## Exercise
Restate the listing that follows word for word, without its pictures.

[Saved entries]
☆ ☆ ☆
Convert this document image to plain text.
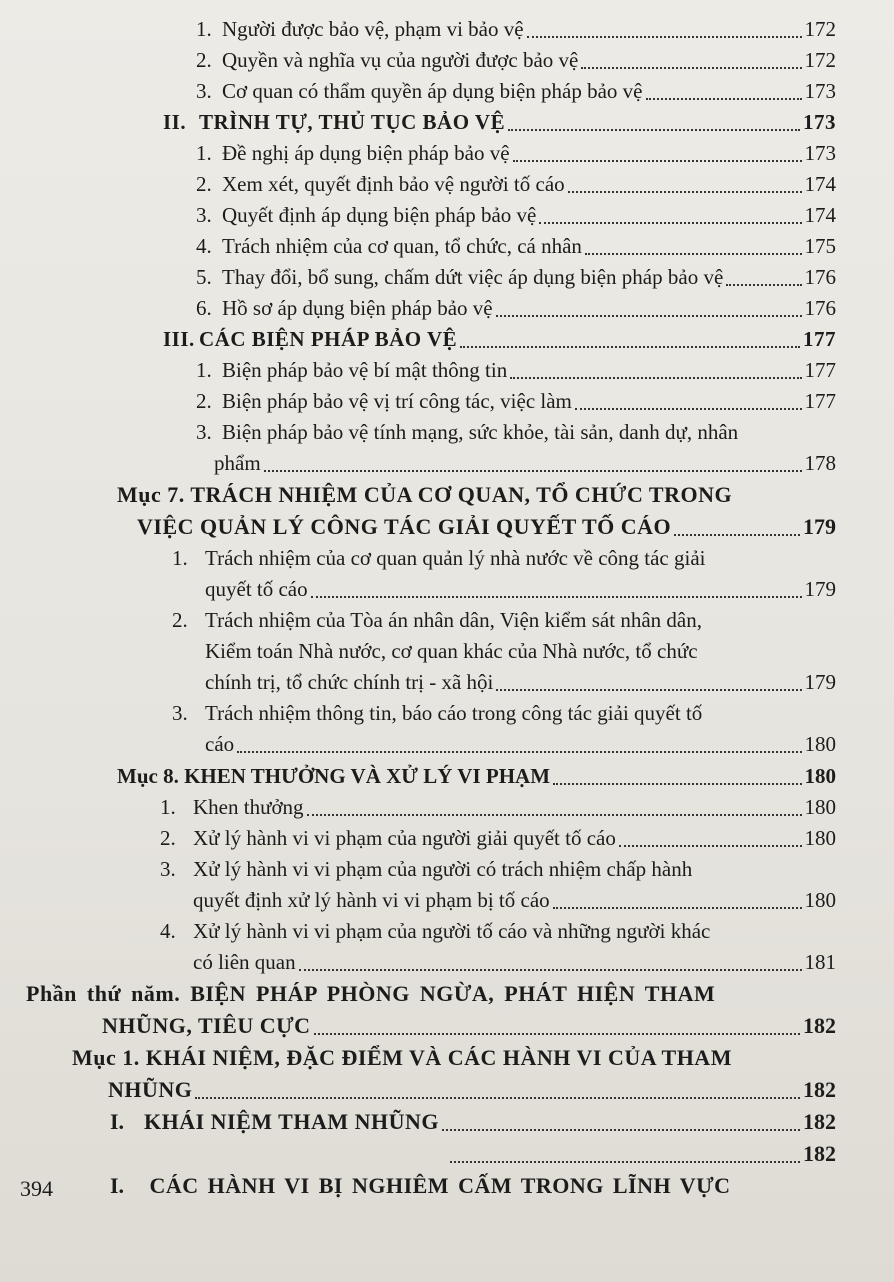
1. Người được bảo vệ, phạm vi bảo vệ	172
2. Quyền và nghĩa vụ của người được bảo vệ	172
3. Cơ quan có thẩm quyền áp dụng biện pháp bảo vệ	173
II. TRÌNH TỰ, THỦ TỤC BẢO VỆ	173
1. Đề nghị áp dụng biện pháp bảo vệ	173
2. Xem xét, quyết định bảo vệ người tố cáo	174
3. Quyết định áp dụng biện pháp bảo vệ	174
4. Trách nhiệm của cơ quan, tổ chức, cá nhân	175
5. Thay đổi, bổ sung, chấm dứt việc áp dụng biện pháp bảo vệ	176
6. Hồ sơ áp dụng biện pháp bảo vệ	176
III. CÁC BIỆN PHÁP BẢO VỆ	177
1. Biện pháp bảo vệ bí mật thông tin	177
2. Biện pháp bảo vệ vị trí công tác, việc làm	177
3. Biện pháp bảo vệ tính mạng, sức khỏe, tài sản, danh dự, nhân
phẩm	178
Mục 7. TRÁCH NHIỆM CỦA CƠ QUAN, TỔ CHỨC TRONG
VIỆC QUẢN LÝ CÔNG TÁC GIẢI QUYẾT TỐ CÁO	179
1. Trách nhiệm của cơ quan quản lý nhà nước về công tác giải
quyết tố cáo	179
2. Trách nhiệm của Tòa án nhân dân, Viện kiểm sát nhân dân,
Kiểm toán Nhà nước, cơ quan khác của Nhà nước, tổ chức
chính trị, tổ chức chính trị - xã hội	179
3. Trách nhiệm thông tin, báo cáo trong công tác giải quyết tố
cáo	180
Mục 8. KHEN THƯỞNG VÀ XỬ LÝ VI PHẠM	180
1. Khen thưởng	180
2. Xử lý hành vi vi phạm của người giải quyết tố cáo	180
3. Xử lý hành vi vi phạm của người có trách nhiệm chấp hành
quyết định xử lý hành vi vi phạm bị tố cáo	180
4. Xử lý hành vi vi phạm của người tố cáo và những người khác
có liên quan	181
Phần thứ năm. BIỆN PHÁP PHÒNG NGỪA, PHÁT HIỆN THAM
NHŨNG, TIÊU CỰC	182
Mục 1. KHÁI NIỆM, ĐẶC ĐIỂM VÀ CÁC HÀNH VI CỦA THAM
NHŨNG	182
I. KHÁI NIỆM THAM NHŨNG	182
182
I. CÁC HÀNH VI BỊ NGHIÊM CẤM TRONG LĨNH VỰC
394
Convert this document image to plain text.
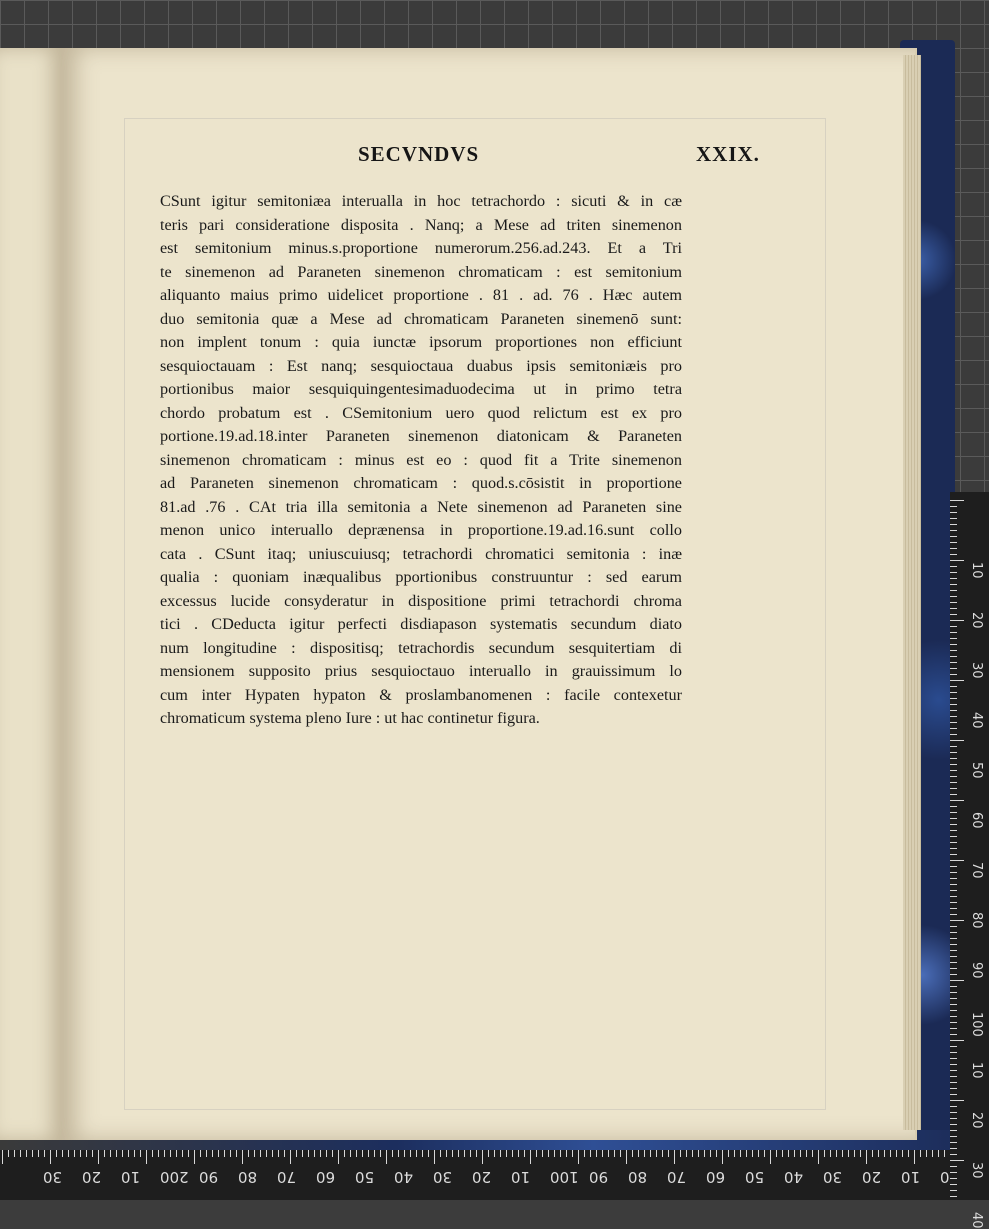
SECVNDVS	XXIX.
CSunt igitur semitoniæa interualla in hoc tetrachordo : sicuti & in cæ
teris pari consideratione disposita . Nanq; a Mese ad triten sinemenon
est semitonium minus.s.proportione numerorum.256.ad.243. Et a Tri
te sinemenon ad Paraneten sinemenon chromaticam : est semitonium
aliquanto maius primo uidelicet proportione . 81 . ad. 76 . Hæc autem
duo semitonia quæ a Mese ad chromaticam Paraneten sinemenō sunt:
non implent tonum : quia iunctæ ipsorum proportiones non efficiunt
sesquioctauam : Est nanq; sesquioctaua duabus ipsis semitoniæis pro
portionibus maior sesquiquingentesimaduodecima ut in primo tetra
chordo probatum est . CSemitonium uero quod relictum est ex pro
portione.19.ad.18.inter Paraneten sinemenon diatonicam & Paraneten
sinemenon chromaticam : minus est eo : quod fit a Trite sinemenon
ad Paraneten sinemenon chromaticam : quod.s.cōsistit in proportione
81.ad .76 . CAt tria illa semitonia a Nete sinemenon ad Paraneten sine
menon unico interuallo deprænensa in proportione.19.ad.16.sunt collo
cata . CSunt itaq; uniuscuiusq; tetrachordi chromatici semitonia : inæ
qualia : quoniam inæqualibus pportionibus construuntur : sed earum
excessus lucide consyderatur in dispositione primi tetrachordi chroma
tici . CDeducta igitur perfecti disdiapason systematis secundum diato
num longitudine : dispositisq; tetrachordis secundum sesquitertiam di
mensionem supposito prius sesquioctauo interuallo in grauissimum lo
cum inter Hypaten hypaton & proslambanomenen : facile contexetur
chromaticum systema pleno Iure : ut hac continetur figura.
10
20
30
40
50
60
70
80
90
100
10
20
30
40
0
10
20
30
40
50
60
70
80
90
100
10
20
30
40
50
60
70
80
90
200
10
20
30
☆ ☆ ☆
## Full response
Convert this document image to plain text.
1. Người được bảo vệ, phạm vi bảo vệ	172
2. Quyền và nghĩa vụ của người được bảo vệ	172
3. Cơ quan có thẩm quyền áp dụng biện pháp bảo vệ	173
II. TRÌNH TỰ, THỦ TỤC BẢO VỆ	173
1. Đề nghị áp dụng biện pháp bảo vệ	173
2. Xem xét, quyết định bảo vệ người tố cáo	174
3. Quyết định áp dụng biện pháp bảo vệ	174
4. Trách nhiệm của cơ quan, tổ chức, cá nhân	175
5. Thay đổi, bổ sung, chấm dứt việc áp dụng biện pháp bảo vệ	176
6. Hồ sơ áp dụng biện pháp bảo vệ	176
III. CÁC BIỆN PHÁP BẢO VỆ	177
1. Biện pháp bảo vệ bí mật thông tin	177
2. Biện pháp bảo vệ vị trí công tác, việc làm	177
3. Biện pháp bảo vệ tính mạng, sức khỏe, tài sản, danh dự, nhân
phẩm	178
Mục 7. TRÁCH NHIỆM CỦA CƠ QUAN, TỔ CHỨC TRONG
VIỆC QUẢN LÝ CÔNG TÁC GIẢI QUYẾT TỐ CÁO	179
1. Trách nhiệm của cơ quan quản lý nhà nước về công tác giải
quyết tố cáo	179
2. Trách nhiệm của Tòa án nhân dân, Viện kiểm sát nhân dân,
Kiểm toán Nhà nước, cơ quan khác của Nhà nước, tổ chức
chính trị, tổ chức chính trị - xã hội	179
3. Trách nhiệm thông tin, báo cáo trong công tác giải quyết tố
cáo	180
Mục 8. KHEN THƯỞNG VÀ XỬ LÝ VI PHẠM	180
1. Khen thưởng	180
2. Xử lý hành vi vi phạm của người giải quyết tố cáo	180
3. Xử lý hành vi vi phạm của người có trách nhiệm chấp hành
quyết định xử lý hành vi vi phạm bị tố cáo	180
4. Xử lý hành vi vi phạm của người tố cáo và những người khác
có liên quan	181
Phần thứ năm. BIỆN PHÁP PHÒNG NGỪA, PHÁT HIỆN THAM
NHŨNG, TIÊU CỰC	182
Mục 1. KHÁI NIỆM, ĐẶC ĐIỂM VÀ CÁC HÀNH VI CỦA THAM
NHŨNG	182
I. KHÁI NIỆM THAM NHŨNG	182
182
I. CÁC HÀNH VI BỊ NGHIÊM CẤM TRONG LĨNH VỰC
394
Convert this document image to plain text.
SECVNDVS	XXIX.
CSunt igitur semitoniæa interualla in hoc tetrachordo : sicuti & in cæ
teris pari consideratione disposita . Nanq; a Mese ad triten sinemenon
est semitonium minus.s.proportione numerorum.256.ad.243. Et a Tri
te sinemenon ad Paraneten sinemenon chromaticam : est semitonium
aliquanto maius primo uidelicet proportione . 81 . ad. 76 . Hæc autem
duo semitonia quæ a Mese ad chromaticam Paraneten sinemenō sunt:
non implent tonum : quia iunctæ ipsorum proportiones non efficiunt
sesquioctauam : Est nanq; sesquioctaua duabus ipsis semitoniæis pro
portionibus maior sesquiquingentesimaduodecima ut in primo tetra
chordo probatum est . CSemitonium uero quod relictum est ex pro
portione.19.ad.18.inter Paraneten sinemenon diatonicam & Paraneten
sinemenon chromaticam : minus est eo : quod fit a Trite sinemenon
ad Paraneten sinemenon chromaticam : quod.s.cōsistit in proportione
81.ad .76 . CAt tria illa semitonia a Nete sinemenon ad Paraneten sine
menon unico interuallo deprænensa in proportione.19.ad.16.sunt collo
cata . CSunt itaq; uniuscuiusq; tetrachordi chromatici semitonia : inæ
qualia : quoniam inæqualibus pportionibus construuntur : sed earum
excessus lucide consyderatur in dispositione primi tetrachordi chroma
tici . CDeducta igitur perfecti disdiapason systematis secundum diato
num longitudine : dispositisq; tetrachordis secundum sesquitertiam di
mensionem supposito prius sesquioctauo interuallo in grauissimum lo
cum inter Hypaten hypaton & proslambanomenen : facile contexetur
chromaticum systema pleno Iure : ut hac continetur figura.
10
20
30
40
50
60
70
80
90
100
10
20
30
40
0
10
20
30
40
50
60
70
80
90
100
10
20
30
40
50
60
70
80
90
200
10
20
30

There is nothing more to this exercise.